§ Dataset records:
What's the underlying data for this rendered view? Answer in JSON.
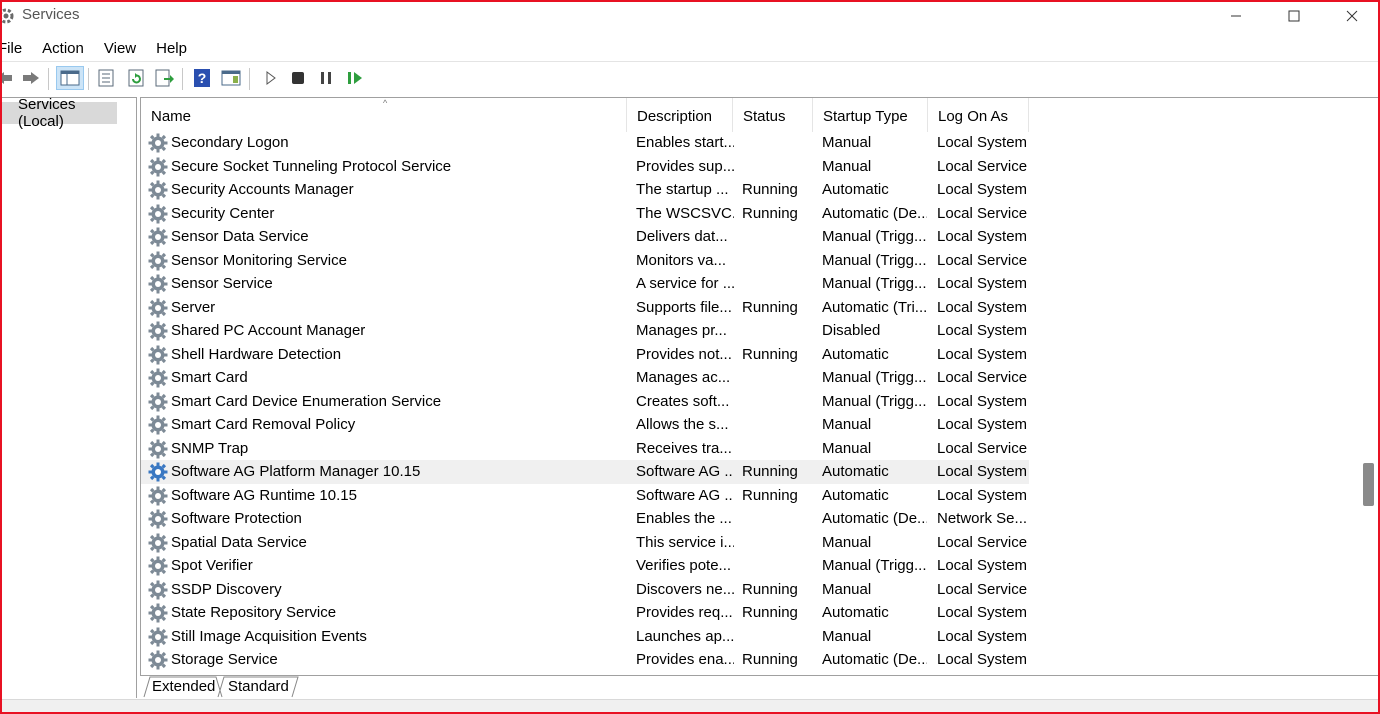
{
  "window": {
    "title": "Services"
  },
  "menu": [
    "File",
    "Action",
    "View",
    "Help"
  ],
  "toolbar": {
    "icons": [
      "back-arrow-icon",
      "forward-arrow-icon",
      "show-console-tree-icon",
      "properties-icon",
      "refresh-icon",
      "export-list-icon",
      "help-icon",
      "show-action-pane-icon",
      "start-service-icon",
      "stop-service-icon",
      "pause-service-icon",
      "resume-service-icon"
    ]
  },
  "tree": {
    "label": "Services (Local)"
  },
  "columns": {
    "name": "Name",
    "description": "Description",
    "status": "Status",
    "startup": "Startup Type",
    "logon": "Log On As"
  },
  "rows": [
    {
      "name": "Secondary Logon",
      "description": "Enables start...",
      "status": "",
      "startup": "Manual",
      "logon": "Local System"
    },
    {
      "name": "Secure Socket Tunneling Protocol Service",
      "description": "Provides sup...",
      "status": "",
      "startup": "Manual",
      "logon": "Local Service"
    },
    {
      "name": "Security Accounts Manager",
      "description": "The startup ...",
      "status": "Running",
      "startup": "Automatic",
      "logon": "Local System"
    },
    {
      "name": "Security Center",
      "description": "The WSCSVC...",
      "status": "Running",
      "startup": "Automatic (De...",
      "logon": "Local Service"
    },
    {
      "name": "Sensor Data Service",
      "description": "Delivers dat...",
      "status": "",
      "startup": "Manual (Trigg...",
      "logon": "Local System"
    },
    {
      "name": "Sensor Monitoring Service",
      "description": "Monitors va...",
      "status": "",
      "startup": "Manual (Trigg...",
      "logon": "Local Service"
    },
    {
      "name": "Sensor Service",
      "description": "A service for ...",
      "status": "",
      "startup": "Manual (Trigg...",
      "logon": "Local System"
    },
    {
      "name": "Server",
      "description": "Supports file...",
      "status": "Running",
      "startup": "Automatic (Tri...",
      "logon": "Local System"
    },
    {
      "name": "Shared PC Account Manager",
      "description": "Manages pr...",
      "status": "",
      "startup": "Disabled",
      "logon": "Local System"
    },
    {
      "name": "Shell Hardware Detection",
      "description": "Provides not...",
      "status": "Running",
      "startup": "Automatic",
      "logon": "Local System"
    },
    {
      "name": "Smart Card",
      "description": "Manages ac...",
      "status": "",
      "startup": "Manual (Trigg...",
      "logon": "Local Service"
    },
    {
      "name": "Smart Card Device Enumeration Service",
      "description": "Creates soft...",
      "status": "",
      "startup": "Manual (Trigg...",
      "logon": "Local System"
    },
    {
      "name": "Smart Card Removal Policy",
      "description": "Allows the s...",
      "status": "",
      "startup": "Manual",
      "logon": "Local System"
    },
    {
      "name": "SNMP Trap",
      "description": "Receives tra...",
      "status": "",
      "startup": "Manual",
      "logon": "Local Service"
    },
    {
      "name": "Software AG Platform Manager 10.15",
      "description": "Software AG ...",
      "status": "Running",
      "startup": "Automatic",
      "logon": "Local System",
      "highlight": true
    },
    {
      "name": "Software AG Runtime 10.15",
      "description": "Software AG ...",
      "status": "Running",
      "startup": "Automatic",
      "logon": "Local System"
    },
    {
      "name": "Software Protection",
      "description": "Enables the ...",
      "status": "",
      "startup": "Automatic (De...",
      "logon": "Network Se..."
    },
    {
      "name": "Spatial Data Service",
      "description": "This service i...",
      "status": "",
      "startup": "Manual",
      "logon": "Local Service"
    },
    {
      "name": "Spot Verifier",
      "description": "Verifies pote...",
      "status": "",
      "startup": "Manual (Trigg...",
      "logon": "Local System"
    },
    {
      "name": "SSDP Discovery",
      "description": "Discovers ne...",
      "status": "Running",
      "startup": "Manual",
      "logon": "Local Service"
    },
    {
      "name": "State Repository Service",
      "description": "Provides req...",
      "status": "Running",
      "startup": "Automatic",
      "logon": "Local System"
    },
    {
      "name": "Still Image Acquisition Events",
      "description": "Launches ap...",
      "status": "",
      "startup": "Manual",
      "logon": "Local System"
    },
    {
      "name": "Storage Service",
      "description": "Provides ena...",
      "status": "Running",
      "startup": "Automatic (De...",
      "logon": "Local System"
    }
  ],
  "tabs": {
    "extended": "Extended",
    "standard": "Standard"
  },
  "colors": {
    "frame": "#e81123",
    "selection": "#cce4f7",
    "highlight_row": "#f0f0f0"
  }
}
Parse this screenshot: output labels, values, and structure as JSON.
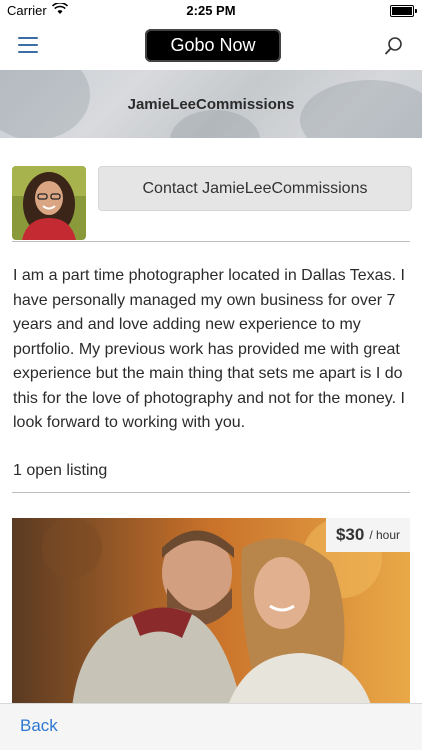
{
  "status_bar": {
    "carrier": "Carrier",
    "time": "2:25 PM"
  },
  "nav": {
    "logo": "Gobo Now",
    "menu_icon": "hamburger-menu-icon",
    "search_icon": "search-icon"
  },
  "banner": {
    "title": "JamieLeeCommissions"
  },
  "profile": {
    "contact_label": "Contact JamieLeeCommissions"
  },
  "bio": "I am a part time photographer located in Dallas Texas. I have personally managed my own business for over 7 years and and love adding new experience to my portfolio. My previous work has provided me with great experience but the main thing that sets me apart is I do this for the love of photography and not for the money. I look forward to working with you.",
  "listings": {
    "count_label": "1 open listing",
    "items": [
      {
        "price": "$30",
        "unit": "/ hour"
      }
    ]
  },
  "bottom": {
    "back_label": "Back"
  },
  "colors": {
    "accent": "#2f78d1",
    "menu": "#3a6ea5",
    "logo_bg": "#000000"
  }
}
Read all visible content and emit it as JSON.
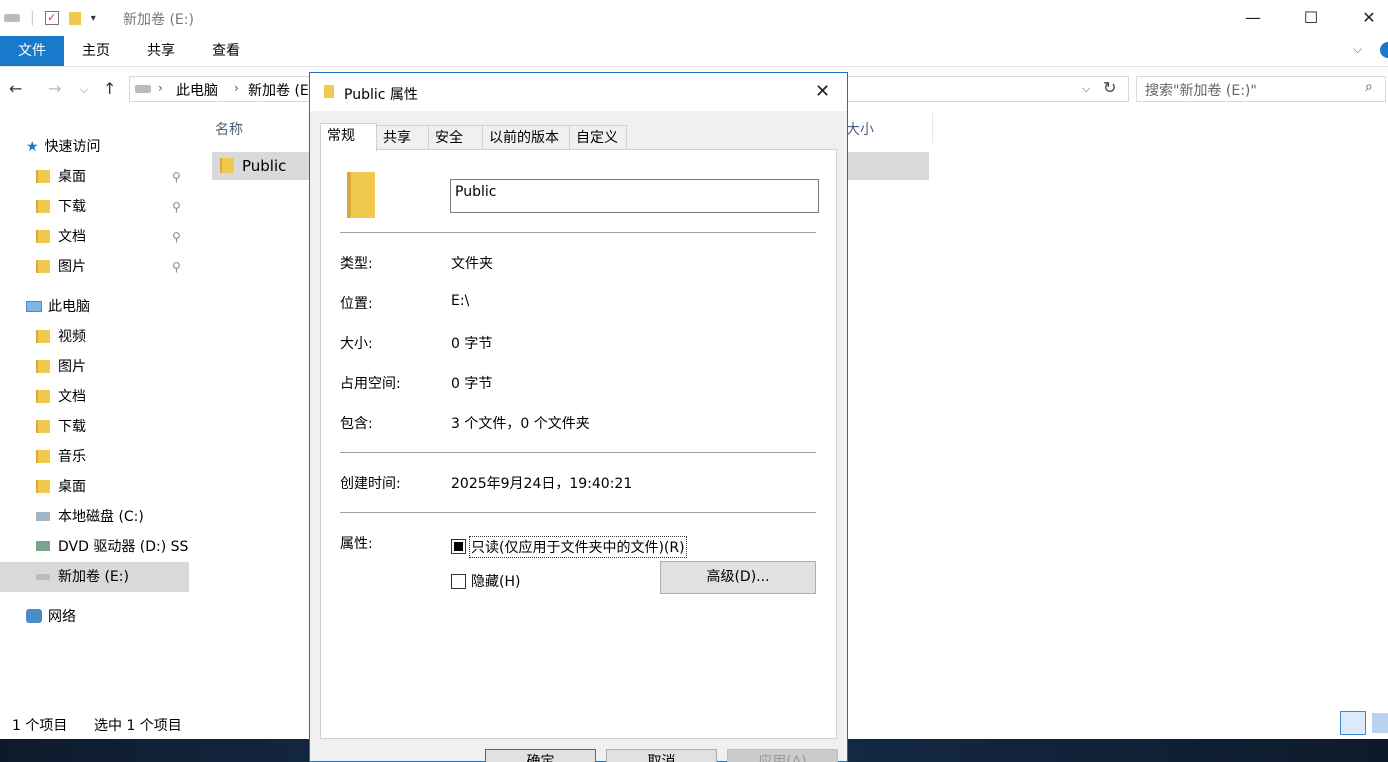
{
  "window": {
    "title": "新加卷 (E:)",
    "ribbon_tabs": [
      "文件",
      "主页",
      "共享",
      "查看"
    ]
  },
  "address": {
    "crumbs": [
      "此电脑",
      "新加卷 (E:)"
    ],
    "search_placeholder": "搜索\"新加卷 (E:)\""
  },
  "sidebar": {
    "quick_access": "快速访问",
    "quick_items": [
      "桌面",
      "下载",
      "文档",
      "图片"
    ],
    "this_pc": "此电脑",
    "pc_items": [
      "视频",
      "图片",
      "文档",
      "下载",
      "音乐",
      "桌面",
      "本地磁盘 (C:)",
      "DVD 驱动器 (D:) SS",
      "新加卷 (E:)"
    ],
    "network": "网络"
  },
  "file_list": {
    "columns": {
      "name": "名称",
      "size": "大小"
    },
    "rows": [
      {
        "name": "Public"
      }
    ]
  },
  "status": {
    "count": "1 个项目",
    "selected": "选中 1 个项目"
  },
  "dialog": {
    "title": "Public 属性",
    "tabs": [
      "常规",
      "共享",
      "安全",
      "以前的版本",
      "自定义"
    ],
    "name_value": "Public",
    "fields": {
      "type_label": "类型:",
      "type_value": "文件夹",
      "location_label": "位置:",
      "location_value": "E:\\",
      "size_label": "大小:",
      "size_value": "0 字节",
      "disk_label": "占用空间:",
      "disk_value": "0 字节",
      "contains_label": "包含:",
      "contains_value": "3 个文件，0 个文件夹",
      "created_label": "创建时间:",
      "created_value": "2025年9月24日，19:40:21",
      "attr_label": "属性:"
    },
    "readonly_label": "只读(仅应用于文件夹中的文件)(R)",
    "hidden_label": "隐藏(H)",
    "advanced_label": "高级(D)...",
    "buttons": {
      "ok": "确定",
      "cancel": "取消",
      "apply": "应用(A)"
    }
  },
  "colors": {
    "accent": "#1979ca",
    "folder": "#f1c951",
    "selection": "#d9d9d9"
  }
}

§ Short exercise:
Only a number is wanted: how many lines of the data above contain "title"?

§ Result for this task:
4